- **What to do**:
Could you repeat the records below exactly as written?

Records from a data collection
_ _ _ _ _ _ _

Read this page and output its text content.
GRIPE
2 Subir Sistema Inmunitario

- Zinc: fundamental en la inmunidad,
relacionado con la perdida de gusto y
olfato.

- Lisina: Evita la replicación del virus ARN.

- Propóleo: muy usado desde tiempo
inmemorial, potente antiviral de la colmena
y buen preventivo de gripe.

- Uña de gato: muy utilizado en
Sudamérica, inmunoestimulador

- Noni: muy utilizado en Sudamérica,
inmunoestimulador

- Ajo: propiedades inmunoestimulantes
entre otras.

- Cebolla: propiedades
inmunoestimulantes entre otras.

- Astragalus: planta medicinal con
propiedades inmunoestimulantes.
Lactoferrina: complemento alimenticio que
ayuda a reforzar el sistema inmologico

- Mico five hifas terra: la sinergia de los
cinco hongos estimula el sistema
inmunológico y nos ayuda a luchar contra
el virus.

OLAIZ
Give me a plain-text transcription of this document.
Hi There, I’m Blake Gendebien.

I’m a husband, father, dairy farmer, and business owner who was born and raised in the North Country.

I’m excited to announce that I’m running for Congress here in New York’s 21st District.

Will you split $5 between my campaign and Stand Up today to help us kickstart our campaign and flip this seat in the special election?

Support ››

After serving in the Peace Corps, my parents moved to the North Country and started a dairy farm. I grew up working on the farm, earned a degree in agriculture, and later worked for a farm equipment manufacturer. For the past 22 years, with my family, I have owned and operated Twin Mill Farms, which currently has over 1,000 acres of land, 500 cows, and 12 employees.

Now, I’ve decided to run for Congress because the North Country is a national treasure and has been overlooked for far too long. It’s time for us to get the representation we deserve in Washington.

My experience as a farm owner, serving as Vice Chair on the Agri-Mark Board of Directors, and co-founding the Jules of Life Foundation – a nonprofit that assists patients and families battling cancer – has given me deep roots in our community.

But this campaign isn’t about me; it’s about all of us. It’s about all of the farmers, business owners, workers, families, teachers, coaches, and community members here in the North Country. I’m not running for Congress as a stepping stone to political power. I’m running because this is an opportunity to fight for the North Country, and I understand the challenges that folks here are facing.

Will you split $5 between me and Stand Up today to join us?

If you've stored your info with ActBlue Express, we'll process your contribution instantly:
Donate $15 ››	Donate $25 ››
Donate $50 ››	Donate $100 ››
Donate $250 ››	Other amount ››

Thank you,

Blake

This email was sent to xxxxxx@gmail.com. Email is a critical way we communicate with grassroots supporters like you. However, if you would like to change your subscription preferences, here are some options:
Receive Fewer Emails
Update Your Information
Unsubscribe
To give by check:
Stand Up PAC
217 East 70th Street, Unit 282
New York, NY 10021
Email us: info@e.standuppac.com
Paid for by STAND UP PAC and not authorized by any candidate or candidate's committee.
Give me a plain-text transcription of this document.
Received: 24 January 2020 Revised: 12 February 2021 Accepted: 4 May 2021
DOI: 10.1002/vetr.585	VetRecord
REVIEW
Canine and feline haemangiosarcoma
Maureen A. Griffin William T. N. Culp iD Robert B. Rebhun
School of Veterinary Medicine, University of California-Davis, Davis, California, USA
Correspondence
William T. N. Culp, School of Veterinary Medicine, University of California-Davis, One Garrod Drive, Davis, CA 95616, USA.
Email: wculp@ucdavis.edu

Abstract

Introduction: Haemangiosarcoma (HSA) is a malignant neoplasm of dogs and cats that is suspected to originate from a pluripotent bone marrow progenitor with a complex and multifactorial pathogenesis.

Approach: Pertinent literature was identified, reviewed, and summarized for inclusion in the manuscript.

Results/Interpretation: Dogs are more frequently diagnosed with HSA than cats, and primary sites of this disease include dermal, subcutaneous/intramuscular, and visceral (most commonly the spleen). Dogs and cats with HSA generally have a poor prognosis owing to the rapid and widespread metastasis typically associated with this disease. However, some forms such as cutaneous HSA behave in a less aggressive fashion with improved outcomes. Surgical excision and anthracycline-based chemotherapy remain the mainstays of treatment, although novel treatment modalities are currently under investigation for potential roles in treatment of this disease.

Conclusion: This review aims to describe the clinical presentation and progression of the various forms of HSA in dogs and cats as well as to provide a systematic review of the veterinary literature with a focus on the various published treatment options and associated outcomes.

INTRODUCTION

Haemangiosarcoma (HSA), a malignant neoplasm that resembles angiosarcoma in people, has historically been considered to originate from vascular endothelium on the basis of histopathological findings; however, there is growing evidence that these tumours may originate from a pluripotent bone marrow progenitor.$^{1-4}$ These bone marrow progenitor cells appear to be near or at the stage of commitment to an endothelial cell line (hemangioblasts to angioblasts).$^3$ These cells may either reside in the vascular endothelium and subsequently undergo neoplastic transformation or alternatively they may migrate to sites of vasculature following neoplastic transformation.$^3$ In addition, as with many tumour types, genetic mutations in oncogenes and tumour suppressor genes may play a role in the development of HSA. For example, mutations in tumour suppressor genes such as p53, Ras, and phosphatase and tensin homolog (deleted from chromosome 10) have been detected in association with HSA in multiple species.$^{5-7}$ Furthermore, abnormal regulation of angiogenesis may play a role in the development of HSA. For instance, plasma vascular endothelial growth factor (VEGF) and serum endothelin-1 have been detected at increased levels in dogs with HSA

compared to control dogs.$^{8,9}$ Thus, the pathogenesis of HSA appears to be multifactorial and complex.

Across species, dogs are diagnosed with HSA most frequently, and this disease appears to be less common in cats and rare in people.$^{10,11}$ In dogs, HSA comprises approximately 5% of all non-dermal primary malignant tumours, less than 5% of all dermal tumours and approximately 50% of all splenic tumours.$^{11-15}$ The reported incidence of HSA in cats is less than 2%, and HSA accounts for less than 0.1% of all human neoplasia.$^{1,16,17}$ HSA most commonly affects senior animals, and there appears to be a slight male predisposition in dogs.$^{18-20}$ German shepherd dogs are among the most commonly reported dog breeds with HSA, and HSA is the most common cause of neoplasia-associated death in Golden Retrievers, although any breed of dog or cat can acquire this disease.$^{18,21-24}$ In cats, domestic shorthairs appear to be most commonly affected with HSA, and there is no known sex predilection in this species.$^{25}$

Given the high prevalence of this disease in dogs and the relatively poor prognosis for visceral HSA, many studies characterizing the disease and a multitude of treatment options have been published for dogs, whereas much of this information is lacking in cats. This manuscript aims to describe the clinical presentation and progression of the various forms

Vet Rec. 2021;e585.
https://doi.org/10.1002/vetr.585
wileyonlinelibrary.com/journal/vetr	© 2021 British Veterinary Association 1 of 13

_ _ _ _ _ _ _

- **Your solution**:
Read this page and output its text content.
GRIPE
2 Subir Sistema Inmunitario

- Zinc: fundamental en la inmunidad,
relacionado con la perdida de gusto y
olfato.

- Lisina: Evita la replicación del virus ARN.

- Propóleo: muy usado desde tiempo
inmemorial, potente antiviral de la colmena
y buen preventivo de gripe.

- Uña de gato: muy utilizado en
Sudamérica, inmunoestimulador

- Noni: muy utilizado en Sudamérica,
inmunoestimulador

- Ajo: propiedades inmunoestimulantes
entre otras.

- Cebolla: propiedades
inmunoestimulantes entre otras.

- Astragalus: planta medicinal con
propiedades inmunoestimulantes.
Lactoferrina: complemento alimenticio que
ayuda a reforzar el sistema inmologico

- Mico five hifas terra: la sinergia de los
cinco hongos estimula el sistema
inmunológico y nos ayuda a luchar contra
el virus.

OLAIZ
Give me a plain-text transcription of this document.
Hi There, I’m Blake Gendebien.

I’m a husband, father, dairy farmer, and business owner who was born and raised in the North Country.

I’m excited to announce that I’m running for Congress here in New York’s 21st District.

Will you split $5 between my campaign and Stand Up today to help us kickstart our campaign and flip this seat in the special election?

Support ››

After serving in the Peace Corps, my parents moved to the North Country and started a dairy farm. I grew up working on the farm, earned a degree in agriculture, and later worked for a farm equipment manufacturer. For the past 22 years, with my family, I have owned and operated Twin Mill Farms, which currently has over 1,000 acres of land, 500 cows, and 12 employees.

Now, I’ve decided to run for Congress because the North Country is a national treasure and has been overlooked for far too long. It’s time for us to get the representation we deserve in Washington.

My experience as a farm owner, serving as Vice Chair on the Agri-Mark Board of Directors, and co-founding the Jules of Life Foundation – a nonprofit that assists patients and families battling cancer – has given me deep roots in our community.

But this campaign isn’t about me; it’s about all of us. It’s about all of the farmers, business owners, workers, families, teachers, coaches, and community members here in the North Country. I’m not running for Congress as a stepping stone to political power. I’m running because this is an opportunity to fight for the North Country, and I understand the challenges that folks here are facing.

Will you split $5 between me and Stand Up today to join us?

If you've stored your info with ActBlue Express, we'll process your contribution instantly:
Donate $15 ››	Donate $25 ››
Donate $50 ››	Donate $100 ››
Donate $250 ››	Other amount ››

Thank you,

Blake

This email was sent to xxxxxx@gmail.com. Email is a critical way we communicate with grassroots supporters like you. However, if you would like to change your subscription preferences, here are some options:
Receive Fewer Emails
Update Your Information
Unsubscribe
To give by check:
Stand Up PAC
217 East 70th Street, Unit 282
New York, NY 10021
Email us: info@e.standuppac.com
Paid for by STAND UP PAC and not authorized by any candidate or candidate's committee.
Give me a plain-text transcription of this document.
Received: 24 January 2020 Revised: 12 February 2021 Accepted: 4 May 2021
DOI: 10.1002/vetr.585	VetRecord
REVIEW
Canine and feline haemangiosarcoma
Maureen A. Griffin William T. N. Culp iD Robert B. Rebhun
School of Veterinary Medicine, University of California-Davis, Davis, California, USA
Correspondence
William T. N. Culp, School of Veterinary Medicine, University of California-Davis, One Garrod Drive, Davis, CA 95616, USA.
Email: wculp@ucdavis.edu

Abstract

Introduction: Haemangiosarcoma (HSA) is a malignant neoplasm of dogs and cats that is suspected to originate from a pluripotent bone marrow progenitor with a complex and multifactorial pathogenesis.

Approach: Pertinent literature was identified, reviewed, and summarized for inclusion in the manuscript.

Results/Interpretation: Dogs are more frequently diagnosed with HSA than cats, and primary sites of this disease include dermal, subcutaneous/intramuscular, and visceral (most commonly the spleen). Dogs and cats with HSA generally have a poor prognosis owing to the rapid and widespread metastasis typically associated with this disease. However, some forms such as cutaneous HSA behave in a less aggressive fashion with improved outcomes. Surgical excision and anthracycline-based chemotherapy remain the mainstays of treatment, although novel treatment modalities are currently under investigation for potential roles in treatment of this disease.

Conclusion: This review aims to describe the clinical presentation and progression of the various forms of HSA in dogs and cats as well as to provide a systematic review of the veterinary literature with a focus on the various published treatment options and associated outcomes.

INTRODUCTION

Haemangiosarcoma (HSA), a malignant neoplasm that resembles angiosarcoma in people, has historically been considered to originate from vascular endothelium on the basis of histopathological findings; however, there is growing evidence that these tumours may originate from a pluripotent bone marrow progenitor.$^{1-4}$ These bone marrow progenitor cells appear to be near or at the stage of commitment to an endothelial cell line (hemangioblasts to angioblasts).$^3$ These cells may either reside in the vascular endothelium and subsequently undergo neoplastic transformation or alternatively they may migrate to sites of vasculature following neoplastic transformation.$^3$ In addition, as with many tumour types, genetic mutations in oncogenes and tumour suppressor genes may play a role in the development of HSA. For example, mutations in tumour suppressor genes such as p53, Ras, and phosphatase and tensin homolog (deleted from chromosome 10) have been detected in association with HSA in multiple species.$^{5-7}$ Furthermore, abnormal regulation of angiogenesis may play a role in the development of HSA. For instance, plasma vascular endothelial growth factor (VEGF) and serum endothelin-1 have been detected at increased levels in dogs with HSA

compared to control dogs.$^{8,9}$ Thus, the pathogenesis of HSA appears to be multifactorial and complex.

Across species, dogs are diagnosed with HSA most frequently, and this disease appears to be less common in cats and rare in people.$^{10,11}$ In dogs, HSA comprises approximately 5% of all non-dermal primary malignant tumours, less than 5% of all dermal tumours and approximately 50% of all splenic tumours.$^{11-15}$ The reported incidence of HSA in cats is less than 2%, and HSA accounts for less than 0.1% of all human neoplasia.$^{1,16,17}$ HSA most commonly affects senior animals, and there appears to be a slight male predisposition in dogs.$^{18-20}$ German shepherd dogs are among the most commonly reported dog breeds with HSA, and HSA is the most common cause of neoplasia-associated death in Golden Retrievers, although any breed of dog or cat can acquire this disease.$^{18,21-24}$ In cats, domestic shorthairs appear to be most commonly affected with HSA, and there is no known sex predilection in this species.$^{25}$

Given the high prevalence of this disease in dogs and the relatively poor prognosis for visceral HSA, many studies characterizing the disease and a multitude of treatment options have been published for dogs, whereas much of this information is lacking in cats. This manuscript aims to describe the clinical presentation and progression of the various forms

Vet Rec. 2021;e585.
https://doi.org/10.1002/vetr.585
wileyonlinelibrary.com/journal/vetr	© 2021 British Veterinary Association 1 of 13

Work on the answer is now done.